PROBLEM TO WORK ON: Return the listing below verbatim. Pictures do not belong in the copy.

Dataset excerpt:
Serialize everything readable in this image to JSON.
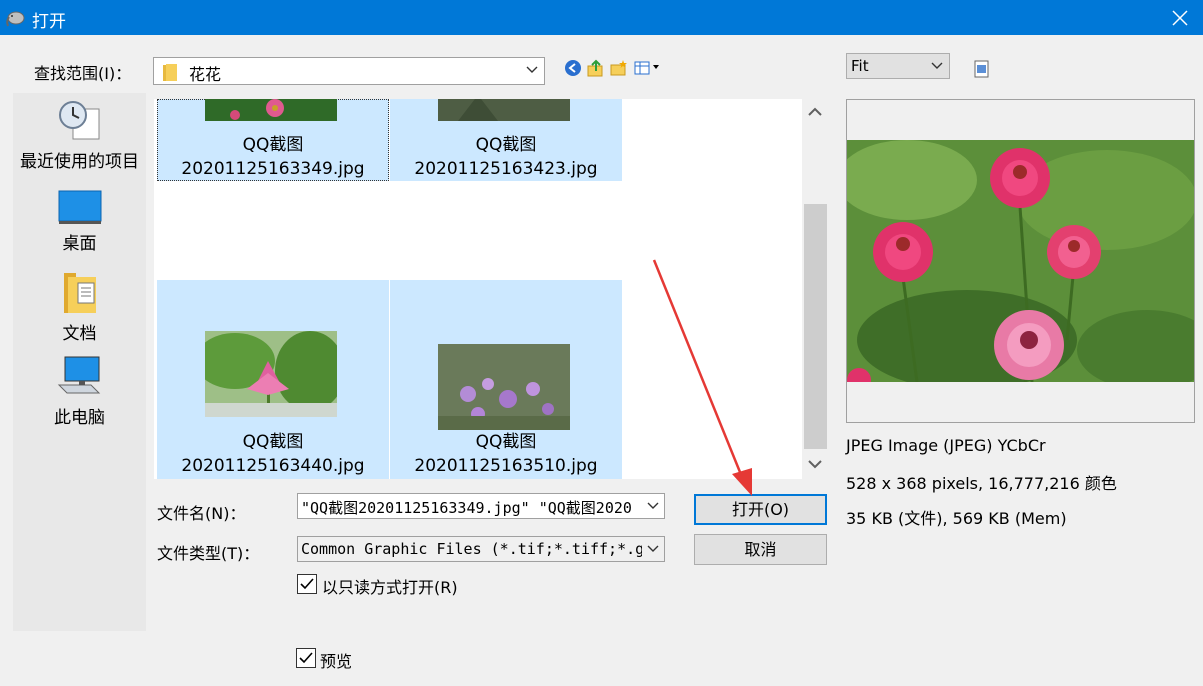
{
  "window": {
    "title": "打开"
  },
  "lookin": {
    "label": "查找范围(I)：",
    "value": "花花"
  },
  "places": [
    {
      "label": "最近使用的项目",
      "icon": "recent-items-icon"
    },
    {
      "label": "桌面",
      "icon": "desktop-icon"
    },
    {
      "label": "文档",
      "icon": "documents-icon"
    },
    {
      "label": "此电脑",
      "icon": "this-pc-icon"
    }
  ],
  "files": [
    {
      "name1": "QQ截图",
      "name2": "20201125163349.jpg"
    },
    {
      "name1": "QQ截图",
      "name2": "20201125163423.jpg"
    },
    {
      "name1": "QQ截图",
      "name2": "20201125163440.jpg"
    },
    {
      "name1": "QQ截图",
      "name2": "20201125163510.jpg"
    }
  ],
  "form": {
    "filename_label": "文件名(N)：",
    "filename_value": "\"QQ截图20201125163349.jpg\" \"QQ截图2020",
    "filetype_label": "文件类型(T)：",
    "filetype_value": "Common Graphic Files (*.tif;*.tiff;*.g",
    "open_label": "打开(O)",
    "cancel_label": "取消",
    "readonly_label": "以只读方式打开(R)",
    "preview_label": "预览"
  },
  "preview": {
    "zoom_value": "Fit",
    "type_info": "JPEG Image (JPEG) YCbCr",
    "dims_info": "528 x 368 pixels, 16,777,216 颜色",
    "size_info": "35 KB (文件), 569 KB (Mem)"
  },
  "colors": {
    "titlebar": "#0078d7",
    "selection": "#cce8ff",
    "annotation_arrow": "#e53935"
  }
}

SOLUTION FOR THIS PROBLEM:
Serialize everything readable in this image to JSON.
{
  "window": {
    "title": "打开"
  },
  "lookin": {
    "label": "查找范围(I)：",
    "value": "花花"
  },
  "places": [
    {
      "label": "最近使用的项目",
      "icon": "recent-items-icon"
    },
    {
      "label": "桌面",
      "icon": "desktop-icon"
    },
    {
      "label": "文档",
      "icon": "documents-icon"
    },
    {
      "label": "此电脑",
      "icon": "this-pc-icon"
    }
  ],
  "files": [
    {
      "name1": "QQ截图",
      "name2": "20201125163349.jpg"
    },
    {
      "name1": "QQ截图",
      "name2": "20201125163423.jpg"
    },
    {
      "name1": "QQ截图",
      "name2": "20201125163440.jpg"
    },
    {
      "name1": "QQ截图",
      "name2": "20201125163510.jpg"
    }
  ],
  "form": {
    "filename_label": "文件名(N)：",
    "filename_value": "\"QQ截图20201125163349.jpg\" \"QQ截图2020",
    "filetype_label": "文件类型(T)：",
    "filetype_value": "Common Graphic Files (*.tif;*.tiff;*.g",
    "open_label": "打开(O)",
    "cancel_label": "取消",
    "readonly_label": "以只读方式打开(R)",
    "preview_label": "预览"
  },
  "preview": {
    "zoom_value": "Fit",
    "type_info": "JPEG Image (JPEG) YCbCr",
    "dims_info": "528 x 368 pixels, 16,777,216 颜色",
    "size_info": "35 KB (文件), 569 KB (Mem)"
  },
  "colors": {
    "titlebar": "#0078d7",
    "selection": "#cce8ff",
    "annotation_arrow": "#e53935"
  }
}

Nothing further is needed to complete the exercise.